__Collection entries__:
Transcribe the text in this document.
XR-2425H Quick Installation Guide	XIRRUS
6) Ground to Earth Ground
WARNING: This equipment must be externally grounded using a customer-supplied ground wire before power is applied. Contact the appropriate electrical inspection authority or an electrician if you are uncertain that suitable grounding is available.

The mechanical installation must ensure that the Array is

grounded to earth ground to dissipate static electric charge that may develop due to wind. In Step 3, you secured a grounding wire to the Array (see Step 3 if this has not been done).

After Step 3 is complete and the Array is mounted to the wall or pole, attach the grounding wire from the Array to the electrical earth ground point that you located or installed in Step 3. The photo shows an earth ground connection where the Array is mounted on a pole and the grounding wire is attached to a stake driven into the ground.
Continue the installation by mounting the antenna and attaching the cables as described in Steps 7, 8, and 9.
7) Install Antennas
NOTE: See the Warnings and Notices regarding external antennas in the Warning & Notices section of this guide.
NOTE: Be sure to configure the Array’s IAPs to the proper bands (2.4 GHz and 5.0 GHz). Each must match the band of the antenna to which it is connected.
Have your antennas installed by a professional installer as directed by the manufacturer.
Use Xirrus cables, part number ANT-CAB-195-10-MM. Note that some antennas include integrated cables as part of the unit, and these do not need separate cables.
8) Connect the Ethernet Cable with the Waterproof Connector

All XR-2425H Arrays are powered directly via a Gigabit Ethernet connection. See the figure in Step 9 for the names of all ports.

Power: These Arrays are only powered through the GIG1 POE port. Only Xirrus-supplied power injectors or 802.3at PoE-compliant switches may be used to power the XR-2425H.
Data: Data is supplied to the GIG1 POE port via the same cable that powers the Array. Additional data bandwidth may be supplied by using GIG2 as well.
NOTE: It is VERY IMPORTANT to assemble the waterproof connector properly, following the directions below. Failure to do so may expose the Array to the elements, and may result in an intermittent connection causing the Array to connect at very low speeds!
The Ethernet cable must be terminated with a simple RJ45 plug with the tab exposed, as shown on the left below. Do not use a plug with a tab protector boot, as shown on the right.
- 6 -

__Directions for this task__: Reproduce the data shown above exactly.

__The result__:
Transcribe the text in this document.
XR-2425H Quick Installation Guide	XIRRUS
6) Ground to Earth Ground
WARNING: This equipment must be externally grounded using a customer-supplied ground wire before power is applied. Contact the appropriate electrical inspection authority or an electrician if you are uncertain that suitable grounding is available.

The mechanical installation must ensure that the Array is

grounded to earth ground to dissipate static electric charge that may develop due to wind. In Step 3, you secured a grounding wire to the Array (see Step 3 if this has not been done).

After Step 3 is complete and the Array is mounted to the wall or pole, attach the grounding wire from the Array to the electrical earth ground point that you located or installed in Step 3. The photo shows an earth ground connection where the Array is mounted on a pole and the grounding wire is attached to a stake driven into the ground.
Continue the installation by mounting the antenna and attaching the cables as described in Steps 7, 8, and 9.
7) Install Antennas
NOTE: See the Warnings and Notices regarding external antennas in the Warning & Notices section of this guide.
NOTE: Be sure to configure the Array’s IAPs to the proper bands (2.4 GHz and 5.0 GHz). Each must match the band of the antenna to which it is connected.
Have your antennas installed by a professional installer as directed by the manufacturer.
Use Xirrus cables, part number ANT-CAB-195-10-MM. Note that some antennas include integrated cables as part of the unit, and these do not need separate cables.
8) Connect the Ethernet Cable with the Waterproof Connector

All XR-2425H Arrays are powered directly via a Gigabit Ethernet connection. See the figure in Step 9 for the names of all ports.

Power: These Arrays are only powered through the GIG1 POE port. Only Xirrus-supplied power injectors or 802.3at PoE-compliant switches may be used to power the XR-2425H.
Data: Data is supplied to the GIG1 POE port via the same cable that powers the Array. Additional data bandwidth may be supplied by using GIG2 as well.
NOTE: It is VERY IMPORTANT to assemble the waterproof connector properly, following the directions below. Failure to do so may expose the Array to the elements, and may result in an intermittent connection causing the Array to connect at very low speeds!
The Ethernet cable must be terminated with a simple RJ45 plug with the tab exposed, as shown on the left below. Do not use a plug with a tab protector boot, as shown on the right.
- 6 -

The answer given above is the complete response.